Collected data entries
^^^^^^^^^^^^^^^^
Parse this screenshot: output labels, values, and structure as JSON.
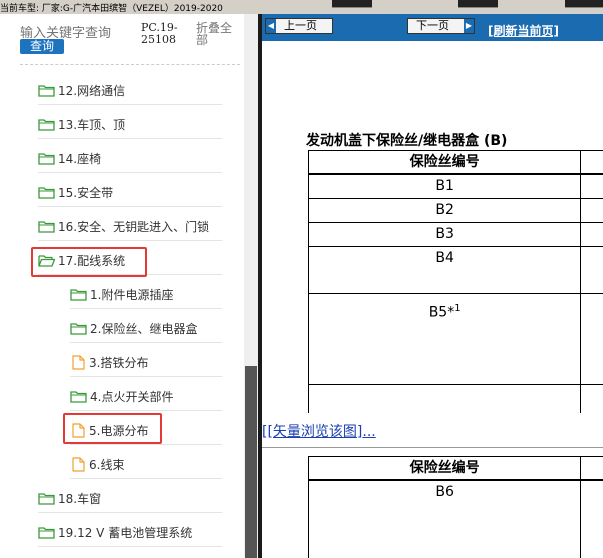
{
  "header": {
    "car_model": "当前车型:  厂家:G-广汽本田缤智（VEZEL）2019-2020"
  },
  "left_panel": {
    "search_placeholder": "输入关键字查询",
    "query_button": "查询",
    "pc_code": "PC.19-25108",
    "collapse_all": "折叠全部"
  },
  "tree": {
    "items": [
      {
        "label": "12.网络通信",
        "icon": "folder-icon"
      },
      {
        "label": "13.车顶、顶",
        "icon": "folder-icon"
      },
      {
        "label": "14.座椅",
        "icon": "folder-icon"
      },
      {
        "label": "15.安全带",
        "icon": "folder-icon"
      },
      {
        "label": "16.安全、无钥匙进入、门锁",
        "icon": "folder-icon"
      },
      {
        "label": "17.配线系统",
        "icon": "folder-open-icon"
      },
      {
        "label": "1.附件电源插座",
        "icon": "folder-icon"
      },
      {
        "label": "2.保险丝、继电器盒",
        "icon": "folder-icon"
      },
      {
        "label": "3.搭铁分布",
        "icon": "file-icon"
      },
      {
        "label": "4.点火开关部件",
        "icon": "folder-icon"
      },
      {
        "label": "5.电源分布",
        "icon": "file-icon"
      },
      {
        "label": "6.线束",
        "icon": "file-icon"
      },
      {
        "label": "18.车窗",
        "icon": "folder-icon"
      },
      {
        "label": "19.12 V 蓄电池管理系统",
        "icon": "folder-icon"
      }
    ]
  },
  "toolbar": {
    "prev_page": "上一页",
    "next_page": "下一页",
    "refresh": "[刷新当前页]"
  },
  "content": {
    "table_title": "发动机盖下保险丝/继电器盒 (B)",
    "column_header": "保险丝编号",
    "rows": [
      "B1",
      "B2",
      "B3",
      "B4",
      "B5*",
      "1"
    ],
    "vector_link_open": "[",
    "vector_link": "[矢量浏览该图]",
    "vector_link_tail": "...",
    "table2_header": "保险丝编号",
    "table2_row": "B6"
  },
  "colors": {
    "nav_blue": "#1a6bb0",
    "query_blue": "#1e73be",
    "highlight_red": "#e53935",
    "folder_green": "#3a9a3a",
    "file_orange": "#f0a030"
  }
}
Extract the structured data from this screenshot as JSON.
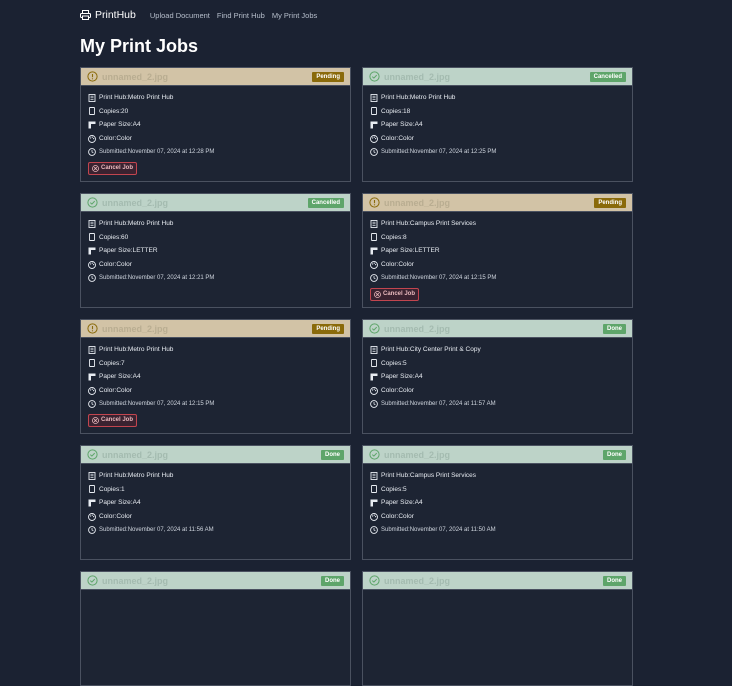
{
  "nav": {
    "brand": "PrintHub",
    "links": [
      "Upload Document",
      "Find Print Hub",
      "My Print Jobs"
    ]
  },
  "page": {
    "title": "My Print Jobs"
  },
  "labels": {
    "hub": "Print Hub: ",
    "copies": "Copies: ",
    "paper": "Paper Size: ",
    "color": "Color: ",
    "submitted": "Submitted: ",
    "cancel": "Cancel Job"
  },
  "colors": {
    "background": "#1b2232",
    "pending_header": "#d2c3a6",
    "done_header": "#bdd3c8",
    "pending_badge": "#8a6a0a",
    "done_badge": "#5ea56a",
    "cancel_border": "#c2454f"
  },
  "jobs": [
    {
      "file": "unnamed_2.jpg",
      "status": "Pending",
      "hub": "Metro Print Hub",
      "copies": "20",
      "paper": "A4",
      "color": "Color",
      "submitted": "November 07, 2024 at 12:28 PM",
      "icon": "alert-circle-icon",
      "cancel": true
    },
    {
      "file": "unnamed_2.jpg",
      "status": "Cancelled",
      "hub": "Metro Print Hub",
      "copies": "18",
      "paper": "A4",
      "color": "Color",
      "submitted": "November 07, 2024 at 12:25 PM",
      "icon": "check-circle-icon",
      "cancel": false
    },
    {
      "file": "unnamed_2.jpg",
      "status": "Cancelled",
      "hub": "Metro Print Hub",
      "copies": "60",
      "paper": "LETTER",
      "color": "Color",
      "submitted": "November 07, 2024 at 12:21 PM",
      "icon": "check-circle-icon",
      "cancel": false
    },
    {
      "file": "unnamed_2.jpg",
      "status": "Pending",
      "hub": "Campus Print Services",
      "copies": "8",
      "paper": "LETTER",
      "color": "Color",
      "submitted": "November 07, 2024 at 12:15 PM",
      "icon": "alert-circle-icon",
      "cancel": true
    },
    {
      "file": "unnamed_2.jpg",
      "status": "Pending",
      "hub": "Metro Print Hub",
      "copies": "7",
      "paper": "A4",
      "color": "Color",
      "submitted": "November 07, 2024 at 12:15 PM",
      "icon": "alert-circle-icon",
      "cancel": true
    },
    {
      "file": "unnamed_2.jpg",
      "status": "Done",
      "hub": "City Center Print & Copy",
      "copies": "5",
      "paper": "A4",
      "color": "Color",
      "submitted": "November 07, 2024 at 11:57 AM",
      "icon": "check-circle-icon",
      "cancel": false
    },
    {
      "file": "unnamed_2.jpg",
      "status": "Done",
      "hub": "Metro Print Hub",
      "copies": "1",
      "paper": "A4",
      "color": "Color",
      "submitted": "November 07, 2024 at 11:56 AM",
      "icon": "check-circle-icon",
      "cancel": false
    },
    {
      "file": "unnamed_2.jpg",
      "status": "Done",
      "hub": "Campus Print Services",
      "copies": "5",
      "paper": "A4",
      "color": "Color",
      "submitted": "November 07, 2024 at 11:50 AM",
      "icon": "check-circle-icon",
      "cancel": false
    },
    {
      "file": "unnamed_2.jpg",
      "status": "Done",
      "icon": "check-circle-icon",
      "cancel": false
    },
    {
      "file": "unnamed_2.jpg",
      "status": "Done",
      "icon": "check-circle-icon",
      "cancel": false
    }
  ]
}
^^^^^^^^^^^^^^^^
*THE EXERCISE:* Select every line in the material above where the string "labels" occurs, and copy it.

*PROBLEM SOLUTION:*
Parse this screenshot: output labels, values, and structure as JSON.
  "labels": {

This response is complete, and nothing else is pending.